• _ЗАДАНИЕ A_
Извлеките из записей все строки, в которых встречается слово «closely», с учетом регистра.

• _СТРАНИЦА_
Великолепные пейзажи ранних элегий Жуковского даны как увиденные и пережитые автором:

Спешу к твоим брегам… свод неба тих и чист;

При свете солнечном прохлада повевает;

Последний запах свой осыпавшийся лист

С осенней свежестью сливает.

Иду под рощею излучистой тропой;

Что шаг, то новая в глазах моих картина,

То вдруг, сквозь чащу древ, мелькает предо мной,

Как в дыме, светлая долина…

А вот пейзаж Тютчева:

Лениво дышит полдень мглистый,

Лениво катится река;

И в тверди пламенной и чистой

Лениво тают облака.

1 В этом отличие новой конкретности, скажем, от мощной эмпирической конкретности Державина.

И всю природу, как туман,

Дремота жаркая объемлет;

И сам теперь великий Пан

В пещере нимф покойно дремлет.

У Жуковского говорит лирическое я; в стихотворении Тютчева оно скрыто. И все же лирическая точка зрения Тютчева индивидуальнее, неповторимее.

Я лютеран люблю богослуженье,

Обряд их строгий, важный и простой -

Сих голых стен, сей храмины пустой

Понятно мне высокое ученье.

Не видите ль? Собравшися в дорогу,

В последний раз вам вера предстоит:

Еще она не перешла порогу.

Но дом ее уж пуст и гол стоит…

Это сказано не о лютеранском богослужении, но о судьбах религии перед лицом атеистического сознания XIX века. Тема здесь, однако, погружена в исторически конкретную концепцию лютеранства. Следующий план - предметная реальность. Символический дом распадающейся веры увиден уже сквозь единичную вещь:

Сих голых стен, сей храмины пустой…

У Тютчева этот принцип не стал еще господствующим (для него важнее индивидуальные аспекты идей или состояний души), - конструктивное значение он приобретает в лирике зрелого Пушкина, позднего Лермонтова, Некрасова, по-своему у Фета; наконец, в русской лирике XX века, особенно начавшей складываться после распада символизма.

Но уже в 1820-х годах русской лирике предстояло решать труднейшую задачу: найти выражение для не предрешенных традицией концепций. И для мира исторической и вещественной конкретности, и для мира романтической личности нет уже языка, определенного твердыми эстетическими нормами, «самого лучшего» для поэтических мыслей любого времени.

• _ИСХОДНЫЕ ЗАПИСИ_
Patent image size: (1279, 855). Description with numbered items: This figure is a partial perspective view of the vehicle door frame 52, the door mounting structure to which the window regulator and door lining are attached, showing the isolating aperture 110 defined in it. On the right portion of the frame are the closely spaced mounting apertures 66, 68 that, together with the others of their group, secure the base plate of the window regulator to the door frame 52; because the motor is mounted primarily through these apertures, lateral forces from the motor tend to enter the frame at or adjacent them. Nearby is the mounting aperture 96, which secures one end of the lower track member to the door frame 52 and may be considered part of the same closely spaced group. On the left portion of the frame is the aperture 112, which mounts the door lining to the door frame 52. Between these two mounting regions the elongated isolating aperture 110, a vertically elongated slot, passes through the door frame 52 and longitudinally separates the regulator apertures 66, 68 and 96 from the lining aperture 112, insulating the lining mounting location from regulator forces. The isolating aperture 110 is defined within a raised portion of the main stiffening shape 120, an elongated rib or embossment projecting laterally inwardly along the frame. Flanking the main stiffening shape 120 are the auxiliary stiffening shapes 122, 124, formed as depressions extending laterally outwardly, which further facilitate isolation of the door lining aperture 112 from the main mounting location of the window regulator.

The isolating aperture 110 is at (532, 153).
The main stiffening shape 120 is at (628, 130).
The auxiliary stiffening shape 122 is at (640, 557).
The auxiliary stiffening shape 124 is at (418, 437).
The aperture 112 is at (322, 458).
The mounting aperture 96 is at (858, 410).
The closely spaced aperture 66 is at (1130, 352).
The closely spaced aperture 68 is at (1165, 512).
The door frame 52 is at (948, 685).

• _ЗАДАНИЕ B_
Назовите в именительном падеже поэтов, в лирике которых, согласно тексту о русской лирике, этот принцип приобретает конструктивное значение.

• _РЕЗУЛЬТАТ УПРАЖНЕНИЯ A_
Patent image size: (1279, 855). Description with numbered items: This figure is a partial perspective view of the vehicle door frame 52, the door mounting structure to which the window regulator and door lining are attached, showing the isolating aperture 110 defined in it. On the right portion of the frame are the closely spaced mounting apertures 66, 68 that, together with the others of their group, secure the base plate of the window regulator to the door frame 52; because the motor is mounted primarily through these apertures, lateral forces from the motor tend to enter the frame at or adjacent them. Nearby is the mounting aperture 96, which secures one end of the lower track member to the door frame 52 and may be considered part of the same closely spaced group. On the left portion of the frame is the aperture 112, which mounts the door lining to the door frame 52. Between these two mounting regions the elongated isolating aperture 110, a vertically elongated slot, passes through the door frame 52 and longitudinally separates the regulator apertures 66, 68 and 96 from the lining aperture 112, insulating the lining mounting location from regulator forces. The isolating aperture 110 is defined within a raised portion of the main stiffening shape 120, an elongated rib or embossment projecting laterally inwardly along the frame. Flanking the main stiffening shape 120 are the auxiliary stiffening shapes 122, 124, formed as depressions extending laterally outwardly, which further facilitate isolation of the door lining aperture 112 from the main mounting location of the window regulator.
The closely spaced aperture 66 is at (1130, 352).
The closely spaced aperture 68 is at (1165, 512).

• _РЕЗУЛЬТАТ УПРАЖНЕНИЯ B_
Пушкин, Лермонтов, Некрасов, Фет.